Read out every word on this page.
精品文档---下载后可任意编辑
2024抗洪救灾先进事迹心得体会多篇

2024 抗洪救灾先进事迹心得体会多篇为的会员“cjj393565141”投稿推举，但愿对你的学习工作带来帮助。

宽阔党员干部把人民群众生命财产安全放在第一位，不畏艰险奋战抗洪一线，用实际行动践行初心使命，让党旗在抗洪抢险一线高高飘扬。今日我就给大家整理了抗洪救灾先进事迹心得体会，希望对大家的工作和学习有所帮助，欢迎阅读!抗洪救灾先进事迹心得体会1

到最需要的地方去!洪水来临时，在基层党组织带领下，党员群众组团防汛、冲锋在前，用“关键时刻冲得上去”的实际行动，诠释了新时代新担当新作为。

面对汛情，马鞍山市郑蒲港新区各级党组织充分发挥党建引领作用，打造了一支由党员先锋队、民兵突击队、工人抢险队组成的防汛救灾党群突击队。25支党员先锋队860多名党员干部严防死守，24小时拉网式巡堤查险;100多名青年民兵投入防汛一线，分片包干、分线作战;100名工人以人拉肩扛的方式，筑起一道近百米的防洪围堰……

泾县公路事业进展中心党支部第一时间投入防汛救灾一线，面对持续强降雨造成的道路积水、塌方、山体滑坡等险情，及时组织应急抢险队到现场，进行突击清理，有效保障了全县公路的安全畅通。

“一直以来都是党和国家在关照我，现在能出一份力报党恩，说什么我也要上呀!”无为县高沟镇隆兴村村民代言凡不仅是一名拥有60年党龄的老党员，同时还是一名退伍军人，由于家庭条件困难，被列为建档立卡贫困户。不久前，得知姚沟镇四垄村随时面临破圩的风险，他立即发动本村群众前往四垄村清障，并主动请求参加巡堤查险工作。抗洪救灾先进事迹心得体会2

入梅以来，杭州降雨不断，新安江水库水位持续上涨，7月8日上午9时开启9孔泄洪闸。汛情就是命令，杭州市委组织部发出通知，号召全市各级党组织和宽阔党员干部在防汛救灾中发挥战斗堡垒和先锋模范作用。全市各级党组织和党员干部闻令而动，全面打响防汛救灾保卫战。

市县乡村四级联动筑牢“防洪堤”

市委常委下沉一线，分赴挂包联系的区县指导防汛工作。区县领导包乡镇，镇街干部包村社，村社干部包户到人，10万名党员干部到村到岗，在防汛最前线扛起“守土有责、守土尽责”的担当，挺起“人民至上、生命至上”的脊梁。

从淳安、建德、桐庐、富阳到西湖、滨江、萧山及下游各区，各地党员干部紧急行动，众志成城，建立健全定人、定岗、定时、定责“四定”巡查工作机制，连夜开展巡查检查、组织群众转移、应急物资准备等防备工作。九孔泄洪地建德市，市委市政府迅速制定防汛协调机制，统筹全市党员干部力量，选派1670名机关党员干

═══

- _Goal of the exercise_:
Pull out each record as written and restate it exactly.

- _The solution_:
Read out every word on this page.
精品文档---下载后可任意编辑
2024抗洪救灾先进事迹心得体会多篇

2024 抗洪救灾先进事迹心得体会多篇为的会员“cjj393565141”投稿推举，但愿对你的学习工作带来帮助。

宽阔党员干部把人民群众生命财产安全放在第一位，不畏艰险奋战抗洪一线，用实际行动践行初心使命，让党旗在抗洪抢险一线高高飘扬。今日我就给大家整理了抗洪救灾先进事迹心得体会，希望对大家的工作和学习有所帮助，欢迎阅读!抗洪救灾先进事迹心得体会1

到最需要的地方去!洪水来临时，在基层党组织带领下，党员群众组团防汛、冲锋在前，用“关键时刻冲得上去”的实际行动，诠释了新时代新担当新作为。

面对汛情，马鞍山市郑蒲港新区各级党组织充分发挥党建引领作用，打造了一支由党员先锋队、民兵突击队、工人抢险队组成的防汛救灾党群突击队。25支党员先锋队860多名党员干部严防死守，24小时拉网式巡堤查险;100多名青年民兵投入防汛一线，分片包干、分线作战;100名工人以人拉肩扛的方式，筑起一道近百米的防洪围堰……

泾县公路事业进展中心党支部第一时间投入防汛救灾一线，面对持续强降雨造成的道路积水、塌方、山体滑坡等险情，及时组织应急抢险队到现场，进行突击清理，有效保障了全县公路的安全畅通。

“一直以来都是党和国家在关照我，现在能出一份力报党恩，说什么我也要上呀!”无为县高沟镇隆兴村村民代言凡不仅是一名拥有60年党龄的老党员，同时还是一名退伍军人，由于家庭条件困难，被列为建档立卡贫困户。不久前，得知姚沟镇四垄村随时面临破圩的风险，他立即发动本村群众前往四垄村清障，并主动请求参加巡堤查险工作。抗洪救灾先进事迹心得体会2

入梅以来，杭州降雨不断，新安江水库水位持续上涨，7月8日上午9时开启9孔泄洪闸。汛情就是命令，杭州市委组织部发出通知，号召全市各级党组织和宽阔党员干部在防汛救灾中发挥战斗堡垒和先锋模范作用。全市各级党组织和党员干部闻令而动，全面打响防汛救灾保卫战。

市县乡村四级联动筑牢“防洪堤”

市委常委下沉一线，分赴挂包联系的区县指导防汛工作。区县领导包乡镇，镇街干部包村社，村社干部包户到人，10万名党员干部到村到岗，在防汛最前线扛起“守土有责、守土尽责”的担当，挺起“人民至上、生命至上”的脊梁。

从淳安、建德、桐庐、富阳到西湖、滨江、萧山及下游各区，各地党员干部紧急行动，众志成城，建立健全定人、定岗、定时、定责“四定”巡查工作机制，连夜开展巡查检查、组织群众转移、应急物资准备等防备工作。九孔泄洪地建德市，市委市政府迅速制定防汛协调机制，统筹全市党员干部力量，选派1670名机关党员干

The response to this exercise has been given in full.